* [WHAT IS REQUIRED]: Report how many lines contain the word "title", with no other text.
═══ DATA IN THIS EXERCISE
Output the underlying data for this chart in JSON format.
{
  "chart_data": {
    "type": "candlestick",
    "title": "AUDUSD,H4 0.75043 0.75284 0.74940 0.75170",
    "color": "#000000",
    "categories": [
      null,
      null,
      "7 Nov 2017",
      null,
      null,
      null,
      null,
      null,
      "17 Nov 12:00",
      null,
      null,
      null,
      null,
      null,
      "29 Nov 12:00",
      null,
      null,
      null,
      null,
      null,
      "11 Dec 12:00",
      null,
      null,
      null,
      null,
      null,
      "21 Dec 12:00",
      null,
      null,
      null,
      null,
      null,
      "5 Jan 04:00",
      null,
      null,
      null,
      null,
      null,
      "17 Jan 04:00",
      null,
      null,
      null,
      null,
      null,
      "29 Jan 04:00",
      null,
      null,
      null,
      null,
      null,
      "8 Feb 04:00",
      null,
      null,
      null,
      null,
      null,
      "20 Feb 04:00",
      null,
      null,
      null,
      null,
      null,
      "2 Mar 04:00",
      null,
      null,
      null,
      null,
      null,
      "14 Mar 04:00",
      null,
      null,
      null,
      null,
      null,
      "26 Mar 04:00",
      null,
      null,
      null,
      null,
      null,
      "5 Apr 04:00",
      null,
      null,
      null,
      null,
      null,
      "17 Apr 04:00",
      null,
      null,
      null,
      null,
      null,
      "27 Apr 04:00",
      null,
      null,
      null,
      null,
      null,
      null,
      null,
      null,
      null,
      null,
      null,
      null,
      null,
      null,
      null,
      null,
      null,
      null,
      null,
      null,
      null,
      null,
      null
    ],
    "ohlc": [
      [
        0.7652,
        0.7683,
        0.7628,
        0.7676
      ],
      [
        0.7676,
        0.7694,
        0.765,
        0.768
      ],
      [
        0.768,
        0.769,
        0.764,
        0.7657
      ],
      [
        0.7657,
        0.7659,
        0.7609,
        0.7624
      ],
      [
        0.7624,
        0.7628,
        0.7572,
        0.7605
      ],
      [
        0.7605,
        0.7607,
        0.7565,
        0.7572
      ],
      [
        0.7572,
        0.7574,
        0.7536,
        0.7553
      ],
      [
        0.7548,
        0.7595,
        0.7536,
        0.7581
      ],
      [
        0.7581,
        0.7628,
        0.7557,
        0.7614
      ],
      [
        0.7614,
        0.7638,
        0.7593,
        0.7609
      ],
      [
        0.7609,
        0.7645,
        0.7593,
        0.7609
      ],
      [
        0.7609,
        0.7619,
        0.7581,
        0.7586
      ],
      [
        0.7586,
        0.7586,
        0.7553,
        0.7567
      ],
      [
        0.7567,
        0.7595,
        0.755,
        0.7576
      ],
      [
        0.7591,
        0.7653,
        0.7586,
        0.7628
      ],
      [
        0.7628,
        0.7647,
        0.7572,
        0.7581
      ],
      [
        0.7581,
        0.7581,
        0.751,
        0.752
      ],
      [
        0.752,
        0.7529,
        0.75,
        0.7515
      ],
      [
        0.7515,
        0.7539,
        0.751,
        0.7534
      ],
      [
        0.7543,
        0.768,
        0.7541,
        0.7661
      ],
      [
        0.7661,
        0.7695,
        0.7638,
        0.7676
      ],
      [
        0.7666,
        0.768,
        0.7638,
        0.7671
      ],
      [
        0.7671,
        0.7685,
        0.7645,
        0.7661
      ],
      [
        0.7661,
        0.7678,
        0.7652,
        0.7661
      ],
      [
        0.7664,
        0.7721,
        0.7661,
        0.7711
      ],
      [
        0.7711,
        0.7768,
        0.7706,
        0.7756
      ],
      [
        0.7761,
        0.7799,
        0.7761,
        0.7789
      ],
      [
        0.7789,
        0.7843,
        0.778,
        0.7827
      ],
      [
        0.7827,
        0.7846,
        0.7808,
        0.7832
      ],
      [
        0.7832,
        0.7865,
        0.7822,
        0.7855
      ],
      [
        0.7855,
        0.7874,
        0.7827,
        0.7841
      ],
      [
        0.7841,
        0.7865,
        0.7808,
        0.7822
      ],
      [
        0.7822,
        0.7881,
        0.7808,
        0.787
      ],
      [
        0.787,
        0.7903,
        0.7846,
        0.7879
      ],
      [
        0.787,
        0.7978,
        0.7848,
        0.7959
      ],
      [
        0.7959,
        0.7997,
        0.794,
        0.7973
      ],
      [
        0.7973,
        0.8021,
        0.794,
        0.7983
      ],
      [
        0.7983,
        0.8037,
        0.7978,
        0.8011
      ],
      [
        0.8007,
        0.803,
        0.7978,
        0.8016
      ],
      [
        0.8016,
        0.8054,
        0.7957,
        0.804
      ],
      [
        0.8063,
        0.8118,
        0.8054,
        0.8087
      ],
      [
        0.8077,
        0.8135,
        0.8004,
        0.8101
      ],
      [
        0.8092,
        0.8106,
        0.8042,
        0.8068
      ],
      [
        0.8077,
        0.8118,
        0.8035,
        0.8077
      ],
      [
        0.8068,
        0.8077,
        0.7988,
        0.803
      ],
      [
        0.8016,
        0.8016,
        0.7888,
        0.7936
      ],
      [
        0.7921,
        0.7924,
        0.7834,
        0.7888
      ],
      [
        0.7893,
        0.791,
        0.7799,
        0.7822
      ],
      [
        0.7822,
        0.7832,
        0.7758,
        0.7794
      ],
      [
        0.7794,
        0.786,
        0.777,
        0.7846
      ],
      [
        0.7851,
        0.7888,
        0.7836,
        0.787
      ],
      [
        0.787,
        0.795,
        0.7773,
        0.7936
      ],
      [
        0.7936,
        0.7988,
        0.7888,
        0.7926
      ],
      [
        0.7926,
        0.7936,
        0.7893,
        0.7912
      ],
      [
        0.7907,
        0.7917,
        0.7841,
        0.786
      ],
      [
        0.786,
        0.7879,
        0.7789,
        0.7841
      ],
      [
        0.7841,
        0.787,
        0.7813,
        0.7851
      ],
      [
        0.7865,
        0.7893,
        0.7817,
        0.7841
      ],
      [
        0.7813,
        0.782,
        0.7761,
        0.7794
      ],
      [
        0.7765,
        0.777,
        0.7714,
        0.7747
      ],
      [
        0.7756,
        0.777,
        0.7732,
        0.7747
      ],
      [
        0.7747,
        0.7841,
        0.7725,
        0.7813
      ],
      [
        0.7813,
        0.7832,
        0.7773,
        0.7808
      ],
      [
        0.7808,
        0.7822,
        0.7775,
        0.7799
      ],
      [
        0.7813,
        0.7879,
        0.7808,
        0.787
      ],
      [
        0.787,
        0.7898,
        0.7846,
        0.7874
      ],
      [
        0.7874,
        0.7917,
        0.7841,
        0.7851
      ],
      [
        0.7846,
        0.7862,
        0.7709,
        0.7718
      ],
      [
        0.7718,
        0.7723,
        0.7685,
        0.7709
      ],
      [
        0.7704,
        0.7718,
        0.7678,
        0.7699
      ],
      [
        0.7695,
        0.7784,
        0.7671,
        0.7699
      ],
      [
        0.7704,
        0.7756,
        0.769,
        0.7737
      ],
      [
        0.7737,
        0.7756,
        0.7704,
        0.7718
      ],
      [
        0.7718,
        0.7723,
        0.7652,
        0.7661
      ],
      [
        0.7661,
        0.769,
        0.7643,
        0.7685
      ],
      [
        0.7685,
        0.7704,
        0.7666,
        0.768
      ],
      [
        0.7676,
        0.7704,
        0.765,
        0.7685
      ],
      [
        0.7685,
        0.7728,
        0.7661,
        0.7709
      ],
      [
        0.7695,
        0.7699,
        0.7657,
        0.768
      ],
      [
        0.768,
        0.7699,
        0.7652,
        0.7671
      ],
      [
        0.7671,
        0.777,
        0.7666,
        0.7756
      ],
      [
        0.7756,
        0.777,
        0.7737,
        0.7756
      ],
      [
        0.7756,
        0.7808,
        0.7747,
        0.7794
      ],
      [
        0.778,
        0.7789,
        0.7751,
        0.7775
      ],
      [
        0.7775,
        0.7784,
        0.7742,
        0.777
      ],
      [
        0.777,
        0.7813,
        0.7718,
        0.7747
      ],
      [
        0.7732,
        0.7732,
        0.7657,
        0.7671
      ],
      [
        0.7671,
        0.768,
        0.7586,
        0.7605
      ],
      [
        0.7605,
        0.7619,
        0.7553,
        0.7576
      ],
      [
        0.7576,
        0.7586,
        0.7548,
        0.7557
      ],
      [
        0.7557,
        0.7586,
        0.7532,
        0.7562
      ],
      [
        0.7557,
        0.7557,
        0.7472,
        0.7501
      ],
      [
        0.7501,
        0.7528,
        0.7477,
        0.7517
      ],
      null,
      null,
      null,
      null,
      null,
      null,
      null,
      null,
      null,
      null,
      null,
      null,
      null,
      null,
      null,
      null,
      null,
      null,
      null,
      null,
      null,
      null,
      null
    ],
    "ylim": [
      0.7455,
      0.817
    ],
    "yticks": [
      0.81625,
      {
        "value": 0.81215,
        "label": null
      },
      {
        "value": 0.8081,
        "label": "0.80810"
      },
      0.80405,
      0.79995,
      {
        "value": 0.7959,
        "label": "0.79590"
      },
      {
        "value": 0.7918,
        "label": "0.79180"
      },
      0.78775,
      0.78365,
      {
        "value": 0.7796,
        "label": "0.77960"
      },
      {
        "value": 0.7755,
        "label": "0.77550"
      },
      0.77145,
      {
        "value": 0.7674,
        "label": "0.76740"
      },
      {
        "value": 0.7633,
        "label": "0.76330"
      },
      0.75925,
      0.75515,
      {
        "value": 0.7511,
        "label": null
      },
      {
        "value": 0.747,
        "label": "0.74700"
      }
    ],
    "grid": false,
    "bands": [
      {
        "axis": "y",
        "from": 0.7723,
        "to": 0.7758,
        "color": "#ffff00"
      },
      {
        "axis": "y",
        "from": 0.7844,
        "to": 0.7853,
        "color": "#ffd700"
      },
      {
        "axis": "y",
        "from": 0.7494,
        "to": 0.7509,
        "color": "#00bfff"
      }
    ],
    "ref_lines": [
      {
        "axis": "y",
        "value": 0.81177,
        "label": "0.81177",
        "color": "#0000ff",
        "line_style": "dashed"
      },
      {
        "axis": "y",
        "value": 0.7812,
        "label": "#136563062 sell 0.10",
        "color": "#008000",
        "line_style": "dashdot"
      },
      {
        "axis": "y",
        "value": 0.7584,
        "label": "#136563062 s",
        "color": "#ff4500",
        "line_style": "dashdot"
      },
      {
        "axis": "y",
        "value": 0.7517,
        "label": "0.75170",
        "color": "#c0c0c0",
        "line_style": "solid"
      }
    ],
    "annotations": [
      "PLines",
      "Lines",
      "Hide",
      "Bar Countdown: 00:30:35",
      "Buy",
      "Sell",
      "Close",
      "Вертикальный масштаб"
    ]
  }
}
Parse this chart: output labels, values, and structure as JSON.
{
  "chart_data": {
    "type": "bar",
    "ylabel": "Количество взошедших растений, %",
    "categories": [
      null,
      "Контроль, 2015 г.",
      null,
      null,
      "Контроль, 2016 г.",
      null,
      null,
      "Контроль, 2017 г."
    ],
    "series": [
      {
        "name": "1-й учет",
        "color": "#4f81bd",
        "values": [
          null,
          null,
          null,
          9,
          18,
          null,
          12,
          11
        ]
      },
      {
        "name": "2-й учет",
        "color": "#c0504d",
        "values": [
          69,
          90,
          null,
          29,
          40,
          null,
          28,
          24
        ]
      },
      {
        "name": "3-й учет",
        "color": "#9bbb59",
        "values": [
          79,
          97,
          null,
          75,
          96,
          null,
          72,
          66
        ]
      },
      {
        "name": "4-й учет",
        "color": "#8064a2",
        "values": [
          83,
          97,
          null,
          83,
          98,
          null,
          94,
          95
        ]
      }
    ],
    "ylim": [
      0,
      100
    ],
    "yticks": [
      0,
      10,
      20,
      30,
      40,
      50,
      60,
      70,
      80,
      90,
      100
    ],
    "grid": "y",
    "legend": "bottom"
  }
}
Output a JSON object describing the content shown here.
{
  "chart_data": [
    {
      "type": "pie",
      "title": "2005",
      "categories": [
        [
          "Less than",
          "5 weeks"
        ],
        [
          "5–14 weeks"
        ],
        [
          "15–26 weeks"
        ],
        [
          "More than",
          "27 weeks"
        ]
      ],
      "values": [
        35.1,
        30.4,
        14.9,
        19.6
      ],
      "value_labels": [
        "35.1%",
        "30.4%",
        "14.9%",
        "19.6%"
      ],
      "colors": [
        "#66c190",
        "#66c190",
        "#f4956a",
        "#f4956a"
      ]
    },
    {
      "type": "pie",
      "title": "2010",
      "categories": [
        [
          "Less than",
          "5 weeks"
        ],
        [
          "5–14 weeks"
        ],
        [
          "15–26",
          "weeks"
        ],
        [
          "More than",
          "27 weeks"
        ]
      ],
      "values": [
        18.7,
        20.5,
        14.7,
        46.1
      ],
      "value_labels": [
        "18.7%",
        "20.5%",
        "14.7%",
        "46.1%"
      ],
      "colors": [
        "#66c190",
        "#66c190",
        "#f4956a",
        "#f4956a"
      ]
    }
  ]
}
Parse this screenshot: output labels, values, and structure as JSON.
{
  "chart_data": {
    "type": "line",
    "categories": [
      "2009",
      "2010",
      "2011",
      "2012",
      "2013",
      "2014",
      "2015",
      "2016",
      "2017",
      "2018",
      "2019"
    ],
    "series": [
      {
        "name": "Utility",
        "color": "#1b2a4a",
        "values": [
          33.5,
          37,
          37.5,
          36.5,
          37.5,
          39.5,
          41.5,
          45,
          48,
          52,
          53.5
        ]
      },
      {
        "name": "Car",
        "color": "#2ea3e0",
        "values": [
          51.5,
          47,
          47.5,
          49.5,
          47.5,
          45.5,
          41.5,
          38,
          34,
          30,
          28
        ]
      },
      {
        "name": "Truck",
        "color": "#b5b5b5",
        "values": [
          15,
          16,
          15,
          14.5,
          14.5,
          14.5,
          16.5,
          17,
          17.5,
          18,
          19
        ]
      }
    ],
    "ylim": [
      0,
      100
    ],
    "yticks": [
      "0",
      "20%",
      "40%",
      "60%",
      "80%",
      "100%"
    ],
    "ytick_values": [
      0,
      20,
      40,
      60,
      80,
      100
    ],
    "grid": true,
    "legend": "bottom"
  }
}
══════
* [RESPONSE TO THE TASK]: 3